_Records to process_.
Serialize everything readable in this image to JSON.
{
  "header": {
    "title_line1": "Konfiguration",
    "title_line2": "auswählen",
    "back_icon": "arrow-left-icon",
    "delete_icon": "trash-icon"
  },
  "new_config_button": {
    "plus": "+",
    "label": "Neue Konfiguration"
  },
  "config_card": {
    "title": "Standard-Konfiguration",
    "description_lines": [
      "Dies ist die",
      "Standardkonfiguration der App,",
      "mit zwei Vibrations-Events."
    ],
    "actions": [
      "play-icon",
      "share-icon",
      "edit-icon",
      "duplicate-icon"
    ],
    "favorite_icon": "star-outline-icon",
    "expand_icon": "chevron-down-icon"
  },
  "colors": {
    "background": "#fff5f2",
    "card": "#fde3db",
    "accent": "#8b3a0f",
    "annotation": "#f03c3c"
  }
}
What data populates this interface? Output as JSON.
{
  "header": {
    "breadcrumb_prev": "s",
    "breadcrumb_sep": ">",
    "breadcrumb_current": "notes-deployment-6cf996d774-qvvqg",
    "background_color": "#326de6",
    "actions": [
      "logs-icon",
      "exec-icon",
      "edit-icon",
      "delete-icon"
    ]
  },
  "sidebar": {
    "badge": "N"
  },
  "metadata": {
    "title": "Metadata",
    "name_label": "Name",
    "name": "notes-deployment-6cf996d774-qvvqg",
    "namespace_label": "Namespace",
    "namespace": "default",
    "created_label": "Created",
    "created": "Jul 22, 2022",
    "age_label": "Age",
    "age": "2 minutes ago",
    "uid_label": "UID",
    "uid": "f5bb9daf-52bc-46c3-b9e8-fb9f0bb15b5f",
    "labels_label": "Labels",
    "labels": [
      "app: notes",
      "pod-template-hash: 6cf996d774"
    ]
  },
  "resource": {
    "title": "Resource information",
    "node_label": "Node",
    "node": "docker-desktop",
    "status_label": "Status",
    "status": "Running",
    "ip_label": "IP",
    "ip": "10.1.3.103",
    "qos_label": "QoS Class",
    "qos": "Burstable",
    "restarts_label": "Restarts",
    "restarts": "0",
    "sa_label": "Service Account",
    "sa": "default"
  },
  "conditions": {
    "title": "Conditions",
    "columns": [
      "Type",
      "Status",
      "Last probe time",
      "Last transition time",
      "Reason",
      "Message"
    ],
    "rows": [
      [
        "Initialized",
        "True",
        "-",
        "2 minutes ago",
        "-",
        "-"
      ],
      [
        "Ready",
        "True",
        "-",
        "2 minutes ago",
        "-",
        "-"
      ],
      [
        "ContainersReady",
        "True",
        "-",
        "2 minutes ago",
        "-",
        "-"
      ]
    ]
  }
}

_Given instruction_.
Retype each record exactly, leaving nothing out.

_Result for this exercise_.
Serialize everything readable in this image to JSON.
{
  "header": {
    "title_line1": "Konfiguration",
    "title_line2": "auswählen",
    "back_icon": "arrow-left-icon",
    "delete_icon": "trash-icon"
  },
  "new_config_button": {
    "plus": "+",
    "label": "Neue Konfiguration"
  },
  "config_card": {
    "title": "Standard-Konfiguration",
    "description_lines": [
      "Dies ist die",
      "Standardkonfiguration der App,",
      "mit zwei Vibrations-Events."
    ],
    "actions": [
      "play-icon",
      "share-icon",
      "edit-icon",
      "duplicate-icon"
    ],
    "favorite_icon": "star-outline-icon",
    "expand_icon": "chevron-down-icon"
  },
  "colors": {
    "background": "#fff5f2",
    "card": "#fde3db",
    "accent": "#8b3a0f",
    "annotation": "#f03c3c"
  }
}
What data populates this interface? Output as JSON.
{
  "header": {
    "breadcrumb_prev": "s",
    "breadcrumb_sep": ">",
    "breadcrumb_current": "notes-deployment-6cf996d774-qvvqg",
    "background_color": "#326de6",
    "actions": [
      "logs-icon",
      "exec-icon",
      "edit-icon",
      "delete-icon"
    ]
  },
  "sidebar": {
    "badge": "N"
  },
  "metadata": {
    "title": "Metadata",
    "name_label": "Name",
    "name": "notes-deployment-6cf996d774-qvvqg",
    "namespace_label": "Namespace",
    "namespace": "default",
    "created_label": "Created",
    "created": "Jul 22, 2022",
    "age_label": "Age",
    "age": "2 minutes ago",
    "uid_label": "UID",
    "uid": "f5bb9daf-52bc-46c3-b9e8-fb9f0bb15b5f",
    "labels_label": "Labels",
    "labels": [
      "app: notes",
      "pod-template-hash: 6cf996d774"
    ]
  },
  "resource": {
    "title": "Resource information",
    "node_label": "Node",
    "node": "docker-desktop",
    "status_label": "Status",
    "status": "Running",
    "ip_label": "IP",
    "ip": "10.1.3.103",
    "qos_label": "QoS Class",
    "qos": "Burstable",
    "restarts_label": "Restarts",
    "restarts": "0",
    "sa_label": "Service Account",
    "sa": "default"
  },
  "conditions": {
    "title": "Conditions",
    "columns": [
      "Type",
      "Status",
      "Last probe time",
      "Last transition time",
      "Reason",
      "Message"
    ],
    "rows": [
      [
        "Initialized",
        "True",
        "-",
        "2 minutes ago",
        "-",
        "-"
      ],
      [
        "Ready",
        "True",
        "-",
        "2 minutes ago",
        "-",
        "-"
      ],
      [
        "ContainersReady",
        "True",
        "-",
        "2 minutes ago",
        "-",
        "-"
      ]
    ]
  }
}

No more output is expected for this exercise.